Print the entire listing. Each line must match the original exactly.

__RECORDS SHOWN__
▼

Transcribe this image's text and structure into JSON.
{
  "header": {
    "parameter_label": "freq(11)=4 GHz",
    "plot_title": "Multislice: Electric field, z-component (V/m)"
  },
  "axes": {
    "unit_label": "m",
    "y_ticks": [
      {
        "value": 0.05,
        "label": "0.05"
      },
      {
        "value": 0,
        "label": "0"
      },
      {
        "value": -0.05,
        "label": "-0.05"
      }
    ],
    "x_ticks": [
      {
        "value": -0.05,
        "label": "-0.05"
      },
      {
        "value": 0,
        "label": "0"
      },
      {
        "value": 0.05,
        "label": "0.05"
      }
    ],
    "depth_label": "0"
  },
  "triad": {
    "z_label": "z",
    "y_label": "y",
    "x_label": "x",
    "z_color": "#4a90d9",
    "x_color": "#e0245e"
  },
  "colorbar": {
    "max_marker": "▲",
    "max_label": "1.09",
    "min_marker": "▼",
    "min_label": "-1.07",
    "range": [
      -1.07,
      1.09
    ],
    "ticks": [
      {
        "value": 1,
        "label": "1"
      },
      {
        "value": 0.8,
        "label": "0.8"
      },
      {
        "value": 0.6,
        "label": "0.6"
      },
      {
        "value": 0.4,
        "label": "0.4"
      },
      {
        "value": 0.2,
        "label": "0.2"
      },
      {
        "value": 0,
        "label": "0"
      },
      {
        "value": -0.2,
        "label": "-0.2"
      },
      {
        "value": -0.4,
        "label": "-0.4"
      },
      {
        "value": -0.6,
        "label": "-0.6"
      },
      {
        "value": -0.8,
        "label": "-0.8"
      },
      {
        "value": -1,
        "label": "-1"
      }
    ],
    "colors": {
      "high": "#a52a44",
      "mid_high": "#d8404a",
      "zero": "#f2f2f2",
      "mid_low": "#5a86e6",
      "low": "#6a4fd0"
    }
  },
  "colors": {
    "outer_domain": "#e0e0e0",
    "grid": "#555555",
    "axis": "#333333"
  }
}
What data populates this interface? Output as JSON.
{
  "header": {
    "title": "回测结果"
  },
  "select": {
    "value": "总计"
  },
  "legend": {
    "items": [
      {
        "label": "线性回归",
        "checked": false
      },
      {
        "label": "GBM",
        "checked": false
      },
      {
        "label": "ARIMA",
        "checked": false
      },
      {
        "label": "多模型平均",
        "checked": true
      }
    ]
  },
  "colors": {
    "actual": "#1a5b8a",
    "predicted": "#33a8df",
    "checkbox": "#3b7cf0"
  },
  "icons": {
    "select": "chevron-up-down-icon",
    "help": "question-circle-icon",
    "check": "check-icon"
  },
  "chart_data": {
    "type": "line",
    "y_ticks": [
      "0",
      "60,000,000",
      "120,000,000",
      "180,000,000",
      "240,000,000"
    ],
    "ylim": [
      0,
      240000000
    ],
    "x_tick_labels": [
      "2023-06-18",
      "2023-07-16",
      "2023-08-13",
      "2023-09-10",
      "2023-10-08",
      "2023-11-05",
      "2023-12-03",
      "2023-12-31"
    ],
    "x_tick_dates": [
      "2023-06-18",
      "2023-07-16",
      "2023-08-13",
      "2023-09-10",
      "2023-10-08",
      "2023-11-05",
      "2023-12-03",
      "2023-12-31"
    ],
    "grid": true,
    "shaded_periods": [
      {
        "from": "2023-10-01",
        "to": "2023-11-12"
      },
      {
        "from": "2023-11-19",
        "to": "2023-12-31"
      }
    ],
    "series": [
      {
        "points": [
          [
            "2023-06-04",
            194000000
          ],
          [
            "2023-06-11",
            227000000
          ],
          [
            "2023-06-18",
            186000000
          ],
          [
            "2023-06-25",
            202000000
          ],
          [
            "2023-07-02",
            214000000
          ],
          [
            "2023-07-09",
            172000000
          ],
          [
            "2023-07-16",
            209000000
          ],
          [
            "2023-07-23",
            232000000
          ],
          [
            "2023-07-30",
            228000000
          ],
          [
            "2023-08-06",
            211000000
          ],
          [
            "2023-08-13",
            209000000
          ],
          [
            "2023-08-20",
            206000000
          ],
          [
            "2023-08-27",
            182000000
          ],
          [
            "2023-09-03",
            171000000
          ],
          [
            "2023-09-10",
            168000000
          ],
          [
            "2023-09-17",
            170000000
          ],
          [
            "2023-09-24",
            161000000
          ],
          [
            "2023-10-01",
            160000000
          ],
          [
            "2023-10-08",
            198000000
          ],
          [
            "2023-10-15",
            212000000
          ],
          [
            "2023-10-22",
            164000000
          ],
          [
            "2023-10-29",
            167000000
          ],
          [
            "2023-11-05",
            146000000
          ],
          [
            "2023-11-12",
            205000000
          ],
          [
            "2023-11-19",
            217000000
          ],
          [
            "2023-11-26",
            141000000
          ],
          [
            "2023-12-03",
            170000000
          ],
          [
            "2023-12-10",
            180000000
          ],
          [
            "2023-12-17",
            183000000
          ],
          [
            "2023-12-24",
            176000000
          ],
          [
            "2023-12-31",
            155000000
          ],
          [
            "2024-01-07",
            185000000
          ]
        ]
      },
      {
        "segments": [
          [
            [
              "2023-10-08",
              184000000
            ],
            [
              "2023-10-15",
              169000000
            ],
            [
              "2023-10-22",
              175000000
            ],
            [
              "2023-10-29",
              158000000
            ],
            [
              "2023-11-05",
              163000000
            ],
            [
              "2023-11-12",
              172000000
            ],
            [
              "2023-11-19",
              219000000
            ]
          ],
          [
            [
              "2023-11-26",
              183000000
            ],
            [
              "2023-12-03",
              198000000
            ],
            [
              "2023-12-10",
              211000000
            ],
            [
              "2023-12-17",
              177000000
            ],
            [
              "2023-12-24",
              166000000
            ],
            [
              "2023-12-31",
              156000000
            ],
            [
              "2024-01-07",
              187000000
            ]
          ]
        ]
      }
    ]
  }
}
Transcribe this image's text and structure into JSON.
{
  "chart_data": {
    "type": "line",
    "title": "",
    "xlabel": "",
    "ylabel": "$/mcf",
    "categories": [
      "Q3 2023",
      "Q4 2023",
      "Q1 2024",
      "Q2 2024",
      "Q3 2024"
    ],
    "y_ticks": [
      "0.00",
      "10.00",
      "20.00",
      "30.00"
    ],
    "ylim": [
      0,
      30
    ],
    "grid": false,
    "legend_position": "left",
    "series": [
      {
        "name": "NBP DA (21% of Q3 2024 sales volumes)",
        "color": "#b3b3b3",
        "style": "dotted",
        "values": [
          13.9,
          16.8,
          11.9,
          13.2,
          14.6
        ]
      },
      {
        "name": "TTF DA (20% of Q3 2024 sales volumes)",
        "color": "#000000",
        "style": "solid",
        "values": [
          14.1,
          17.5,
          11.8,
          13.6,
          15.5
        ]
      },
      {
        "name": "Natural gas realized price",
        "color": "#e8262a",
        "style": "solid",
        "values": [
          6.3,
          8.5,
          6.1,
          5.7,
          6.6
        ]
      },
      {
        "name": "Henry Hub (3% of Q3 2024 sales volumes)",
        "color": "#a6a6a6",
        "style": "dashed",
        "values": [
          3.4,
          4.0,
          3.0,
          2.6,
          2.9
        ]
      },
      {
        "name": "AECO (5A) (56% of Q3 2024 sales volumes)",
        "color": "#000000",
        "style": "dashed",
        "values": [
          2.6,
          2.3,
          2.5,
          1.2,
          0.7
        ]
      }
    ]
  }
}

▲

__THE SOLUTION__
Transcribe this image's text and structure into JSON.
{
  "header": {
    "parameter_label": "freq(11)=4 GHz",
    "plot_title": "Multislice: Electric field, z-component (V/m)"
  },
  "axes": {
    "unit_label": "m",
    "y_ticks": [
      {
        "value": 0.05,
        "label": "0.05"
      },
      {
        "value": 0,
        "label": "0"
      },
      {
        "value": -0.05,
        "label": "-0.05"
      }
    ],
    "x_ticks": [
      {
        "value": -0.05,
        "label": "-0.05"
      },
      {
        "value": 0,
        "label": "0"
      },
      {
        "value": 0.05,
        "label": "0.05"
      }
    ],
    "depth_label": "0"
  },
  "triad": {
    "z_label": "z",
    "y_label": "y",
    "x_label": "x",
    "z_color": "#4a90d9",
    "x_color": "#e0245e"
  },
  "colorbar": {
    "max_marker": "▲",
    "max_label": "1.09",
    "min_marker": "▼",
    "min_label": "-1.07",
    "range": [
      -1.07,
      1.09
    ],
    "ticks": [
      {
        "value": 1,
        "label": "1"
      },
      {
        "value": 0.8,
        "label": "0.8"
      },
      {
        "value": 0.6,
        "label": "0.6"
      },
      {
        "value": 0.4,
        "label": "0.4"
      },
      {
        "value": 0.2,
        "label": "0.2"
      },
      {
        "value": 0,
        "label": "0"
      },
      {
        "value": -0.2,
        "label": "-0.2"
      },
      {
        "value": -0.4,
        "label": "-0.4"
      },
      {
        "value": -0.6,
        "label": "-0.6"
      },
      {
        "value": -0.8,
        "label": "-0.8"
      },
      {
        "value": -1,
        "label": "-1"
      }
    ],
    "colors": {
      "high": "#a52a44",
      "mid_high": "#d8404a",
      "zero": "#f2f2f2",
      "mid_low": "#5a86e6",
      "low": "#6a4fd0"
    }
  },
  "colors": {
    "outer_domain": "#e0e0e0",
    "grid": "#555555",
    "axis": "#333333"
  }
}
What data populates this interface? Output as JSON.
{
  "header": {
    "title": "回测结果"
  },
  "select": {
    "value": "总计"
  },
  "legend": {
    "items": [
      {
        "label": "线性回归",
        "checked": false
      },
      {
        "label": "GBM",
        "checked": false
      },
      {
        "label": "ARIMA",
        "checked": false
      },
      {
        "label": "多模型平均",
        "checked": true
      }
    ]
  },
  "colors": {
    "actual": "#1a5b8a",
    "predicted": "#33a8df",
    "checkbox": "#3b7cf0"
  },
  "icons": {
    "select": "chevron-up-down-icon",
    "help": "question-circle-icon",
    "check": "check-icon"
  },
  "chart_data": {
    "type": "line",
    "y_ticks": [
      "0",
      "60,000,000",
      "120,000,000",
      "180,000,000",
      "240,000,000"
    ],
    "ylim": [
      0,
      240000000
    ],
    "x_tick_labels": [
      "2023-06-18",
      "2023-07-16",
      "2023-08-13",
      "2023-09-10",
      "2023-10-08",
      "2023-11-05",
      "2023-12-03",
      "2023-12-31"
    ],
    "x_tick_dates": [
      "2023-06-18",
      "2023-07-16",
      "2023-08-13",
      "2023-09-10",
      "2023-10-08",
      "2023-11-05",
      "2023-12-03",
      "2023-12-31"
    ],
    "grid": true,
    "shaded_periods": [
      {
        "from": "2023-10-01",
        "to": "2023-11-12"
      },
      {
        "from": "2023-11-19",
        "to": "2023-12-31"
      }
    ],
    "series": [
      {
        "points": [
          [
            "2023-06-04",
            194000000
          ],
          [
            "2023-06-11",
            227000000
          ],
          [
            "2023-06-18",
            186000000
          ],
          [
            "2023-06-25",
            202000000
          ],
          [
            "2023-07-02",
            214000000
          ],
          [
            "2023-07-09",
            172000000
          ],
          [
            "2023-07-16",
            209000000
          ],
          [
            "2023-07-23",
            232000000
          ],
          [
            "2023-07-30",
            228000000
          ],
          [
            "2023-08-06",
            211000000
          ],
          [
            "2023-08-13",
            209000000
          ],
          [
            "2023-08-20",
            206000000
          ],
          [
            "2023-08-27",
            182000000
          ],
          [
            "2023-09-03",
            171000000
          ],
          [
            "2023-09-10",
            168000000
          ],
          [
            "2023-09-17",
            170000000
          ],
          [
            "2023-09-24",
            161000000
          ],
          [
            "2023-10-01",
            160000000
          ],
          [
            "2023-10-08",
            198000000
          ],
          [
            "2023-10-15",
            212000000
          ],
          [
            "2023-10-22",
            164000000
          ],
          [
            "2023-10-29",
            167000000
          ],
          [
            "2023-11-05",
            146000000
          ],
          [
            "2023-11-12",
            205000000
          ],
          [
            "2023-11-19",
            217000000
          ],
          [
            "2023-11-26",
            141000000
          ],
          [
            "2023-12-03",
            170000000
          ],
          [
            "2023-12-10",
            180000000
          ],
          [
            "2023-12-17",
            183000000
          ],
          [
            "2023-12-24",
            176000000
          ],
          [
            "2023-12-31",
            155000000
          ],
          [
            "2024-01-07",
            185000000
          ]
        ]
      },
      {
        "segments": [
          [
            [
              "2023-10-08",
              184000000
            ],
            [
              "2023-10-15",
              169000000
            ],
            [
              "2023-10-22",
              175000000
            ],
            [
              "2023-10-29",
              158000000
            ],
            [
              "2023-11-05",
              163000000
            ],
            [
              "2023-11-12",
              172000000
            ],
            [
              "2023-11-19",
              219000000
            ]
          ],
          [
            [
              "2023-11-26",
              183000000
            ],
            [
              "2023-12-03",
              198000000
            ],
            [
              "2023-12-10",
              211000000
            ],
            [
              "2023-12-17",
              177000000
            ],
            [
              "2023-12-24",
              166000000
            ],
            [
              "2023-12-31",
              156000000
            ],
            [
              "2024-01-07",
              187000000
            ]
          ]
        ]
      }
    ]
  }
}
Transcribe this image's text and structure into JSON.
{
  "chart_data": {
    "type": "line",
    "title": "",
    "xlabel": "",
    "ylabel": "$/mcf",
    "categories": [
      "Q3 2023",
      "Q4 2023",
      "Q1 2024",
      "Q2 2024",
      "Q3 2024"
    ],
    "y_ticks": [
      "0.00",
      "10.00",
      "20.00",
      "30.00"
    ],
    "ylim": [
      0,
      30
    ],
    "grid": false,
    "legend_position": "left",
    "series": [
      {
        "name": "NBP DA (21% of Q3 2024 sales volumes)",
        "color": "#b3b3b3",
        "style": "dotted",
        "values": [
          13.9,
          16.8,
          11.9,
          13.2,
          14.6
        ]
      },
      {
        "name": "TTF DA (20% of Q3 2024 sales volumes)",
        "color": "#000000",
        "style": "solid",
        "values": [
          14.1,
          17.5,
          11.8,
          13.6,
          15.5
        ]
      },
      {
        "name": "Natural gas realized price",
        "color": "#e8262a",
        "style": "solid",
        "values": [
          6.3,
          8.5,
          6.1,
          5.7,
          6.6
        ]
      },
      {
        "name": "Henry Hub (3% of Q3 2024 sales volumes)",
        "color": "#a6a6a6",
        "style": "dashed",
        "values": [
          3.4,
          4.0,
          3.0,
          2.6,
          2.9
        ]
      },
      {
        "name": "AECO (5A) (56% of Q3 2024 sales volumes)",
        "color": "#000000",
        "style": "dashed",
        "values": [
          2.6,
          2.3,
          2.5,
          1.2,
          0.7
        ]
      }
    ]
  }
}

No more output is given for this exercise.